Listing -
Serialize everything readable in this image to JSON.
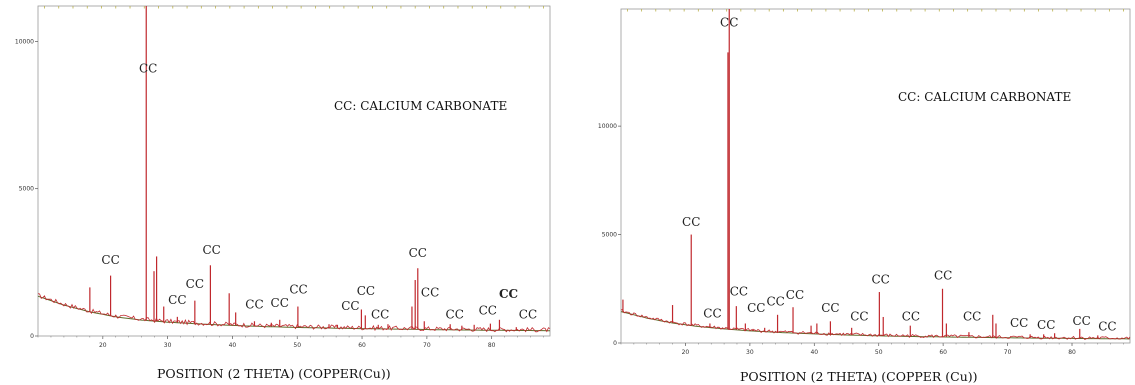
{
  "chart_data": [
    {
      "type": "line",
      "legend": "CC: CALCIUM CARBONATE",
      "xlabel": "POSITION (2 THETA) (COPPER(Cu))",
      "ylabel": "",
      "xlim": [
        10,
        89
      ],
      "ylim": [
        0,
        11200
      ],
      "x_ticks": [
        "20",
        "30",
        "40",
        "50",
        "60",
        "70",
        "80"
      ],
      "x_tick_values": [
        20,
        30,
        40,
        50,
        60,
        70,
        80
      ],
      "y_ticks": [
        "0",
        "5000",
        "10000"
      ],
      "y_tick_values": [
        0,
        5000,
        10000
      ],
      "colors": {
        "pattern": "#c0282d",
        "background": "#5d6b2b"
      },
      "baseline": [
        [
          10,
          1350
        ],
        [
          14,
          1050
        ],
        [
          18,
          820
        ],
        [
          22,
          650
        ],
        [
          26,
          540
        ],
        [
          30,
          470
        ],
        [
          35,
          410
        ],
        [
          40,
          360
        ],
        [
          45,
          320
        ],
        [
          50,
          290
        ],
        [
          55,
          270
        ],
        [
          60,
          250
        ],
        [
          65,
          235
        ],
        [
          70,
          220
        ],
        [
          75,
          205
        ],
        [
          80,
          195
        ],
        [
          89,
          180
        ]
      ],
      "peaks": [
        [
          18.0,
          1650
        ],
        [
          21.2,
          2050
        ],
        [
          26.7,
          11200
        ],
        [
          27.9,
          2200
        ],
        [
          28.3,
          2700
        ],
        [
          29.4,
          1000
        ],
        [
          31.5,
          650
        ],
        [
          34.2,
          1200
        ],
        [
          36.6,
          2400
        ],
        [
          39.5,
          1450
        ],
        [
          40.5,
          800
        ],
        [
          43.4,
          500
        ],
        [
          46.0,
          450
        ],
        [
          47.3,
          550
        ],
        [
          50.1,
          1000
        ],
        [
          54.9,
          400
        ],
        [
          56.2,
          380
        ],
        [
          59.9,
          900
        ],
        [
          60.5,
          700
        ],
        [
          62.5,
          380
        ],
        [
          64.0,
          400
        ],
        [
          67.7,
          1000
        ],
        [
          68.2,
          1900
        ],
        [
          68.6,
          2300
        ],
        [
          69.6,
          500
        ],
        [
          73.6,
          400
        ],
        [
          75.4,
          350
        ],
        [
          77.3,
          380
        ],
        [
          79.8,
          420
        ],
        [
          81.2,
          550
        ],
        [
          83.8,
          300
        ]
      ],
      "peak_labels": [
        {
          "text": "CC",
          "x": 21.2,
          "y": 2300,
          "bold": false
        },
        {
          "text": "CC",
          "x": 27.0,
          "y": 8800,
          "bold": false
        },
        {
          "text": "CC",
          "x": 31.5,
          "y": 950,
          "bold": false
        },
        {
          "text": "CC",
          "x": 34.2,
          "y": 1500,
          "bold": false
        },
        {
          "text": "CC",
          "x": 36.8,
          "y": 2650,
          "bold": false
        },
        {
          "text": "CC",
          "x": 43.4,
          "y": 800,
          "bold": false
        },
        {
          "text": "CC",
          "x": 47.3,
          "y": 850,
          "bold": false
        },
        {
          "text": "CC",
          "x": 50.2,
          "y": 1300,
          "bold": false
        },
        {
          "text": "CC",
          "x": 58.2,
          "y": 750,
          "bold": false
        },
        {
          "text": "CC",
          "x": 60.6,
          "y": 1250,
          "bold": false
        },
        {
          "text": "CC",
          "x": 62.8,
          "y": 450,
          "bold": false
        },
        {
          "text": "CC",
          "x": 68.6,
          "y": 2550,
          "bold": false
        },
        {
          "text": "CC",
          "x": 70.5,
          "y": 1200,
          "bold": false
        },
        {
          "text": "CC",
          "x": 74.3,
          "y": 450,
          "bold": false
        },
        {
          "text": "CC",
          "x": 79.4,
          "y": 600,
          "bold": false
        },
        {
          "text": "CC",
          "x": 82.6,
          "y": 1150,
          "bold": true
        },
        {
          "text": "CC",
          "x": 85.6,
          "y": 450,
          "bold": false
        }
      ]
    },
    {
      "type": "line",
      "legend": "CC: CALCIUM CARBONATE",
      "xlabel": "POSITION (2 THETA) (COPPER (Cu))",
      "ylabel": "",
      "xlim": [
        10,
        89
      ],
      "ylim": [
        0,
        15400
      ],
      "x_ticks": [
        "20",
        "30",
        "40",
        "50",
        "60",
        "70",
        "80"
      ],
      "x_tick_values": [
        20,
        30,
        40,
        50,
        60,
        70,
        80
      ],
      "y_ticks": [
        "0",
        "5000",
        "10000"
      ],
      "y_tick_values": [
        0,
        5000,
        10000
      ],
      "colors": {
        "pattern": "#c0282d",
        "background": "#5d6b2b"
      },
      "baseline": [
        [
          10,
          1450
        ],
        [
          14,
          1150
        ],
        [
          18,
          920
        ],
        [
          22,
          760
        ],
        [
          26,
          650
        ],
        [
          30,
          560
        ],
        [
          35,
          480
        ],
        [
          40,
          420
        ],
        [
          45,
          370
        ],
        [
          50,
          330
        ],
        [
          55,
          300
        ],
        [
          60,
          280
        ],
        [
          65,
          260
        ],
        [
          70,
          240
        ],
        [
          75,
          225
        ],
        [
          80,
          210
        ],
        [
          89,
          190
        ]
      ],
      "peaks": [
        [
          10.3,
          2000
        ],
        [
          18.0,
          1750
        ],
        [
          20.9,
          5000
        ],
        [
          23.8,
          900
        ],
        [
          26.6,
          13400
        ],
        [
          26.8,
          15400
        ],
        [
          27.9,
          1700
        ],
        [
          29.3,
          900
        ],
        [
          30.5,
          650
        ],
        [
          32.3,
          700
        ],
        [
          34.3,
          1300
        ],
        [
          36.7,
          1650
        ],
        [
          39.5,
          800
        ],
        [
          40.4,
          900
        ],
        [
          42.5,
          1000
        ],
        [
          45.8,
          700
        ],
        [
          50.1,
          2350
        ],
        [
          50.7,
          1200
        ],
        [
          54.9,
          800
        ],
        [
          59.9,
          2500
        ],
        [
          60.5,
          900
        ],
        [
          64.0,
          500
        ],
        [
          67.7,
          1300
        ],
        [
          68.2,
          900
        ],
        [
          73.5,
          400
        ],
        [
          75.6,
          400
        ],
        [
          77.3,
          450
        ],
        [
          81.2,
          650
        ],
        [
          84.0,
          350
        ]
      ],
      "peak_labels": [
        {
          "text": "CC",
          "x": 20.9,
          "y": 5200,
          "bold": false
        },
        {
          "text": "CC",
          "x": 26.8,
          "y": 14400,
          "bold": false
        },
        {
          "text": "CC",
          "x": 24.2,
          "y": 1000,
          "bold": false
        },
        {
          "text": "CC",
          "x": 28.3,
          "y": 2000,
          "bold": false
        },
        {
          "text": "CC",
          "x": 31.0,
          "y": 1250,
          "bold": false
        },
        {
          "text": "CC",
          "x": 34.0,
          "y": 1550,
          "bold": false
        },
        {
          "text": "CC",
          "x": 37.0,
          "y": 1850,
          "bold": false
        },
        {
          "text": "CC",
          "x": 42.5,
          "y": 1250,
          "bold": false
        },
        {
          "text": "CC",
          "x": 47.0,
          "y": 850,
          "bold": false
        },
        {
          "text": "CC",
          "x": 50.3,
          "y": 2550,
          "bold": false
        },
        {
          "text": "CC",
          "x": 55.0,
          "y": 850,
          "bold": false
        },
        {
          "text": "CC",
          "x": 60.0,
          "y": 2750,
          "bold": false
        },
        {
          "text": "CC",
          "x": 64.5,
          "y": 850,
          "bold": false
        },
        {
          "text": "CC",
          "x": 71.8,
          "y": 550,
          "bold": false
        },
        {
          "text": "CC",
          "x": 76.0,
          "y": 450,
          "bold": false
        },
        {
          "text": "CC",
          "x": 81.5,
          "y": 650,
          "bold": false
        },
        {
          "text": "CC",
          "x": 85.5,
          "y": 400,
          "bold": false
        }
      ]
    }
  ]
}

Stated task -
Lines holding the word "xlabel" in the entries above are the ones to pull out. Copy them all.

The completed task -
      "xlabel": "POSITION (2 THETA) (COPPER(Cu))",
      "xlabel": "POSITION (2 THETA) (COPPER (Cu))",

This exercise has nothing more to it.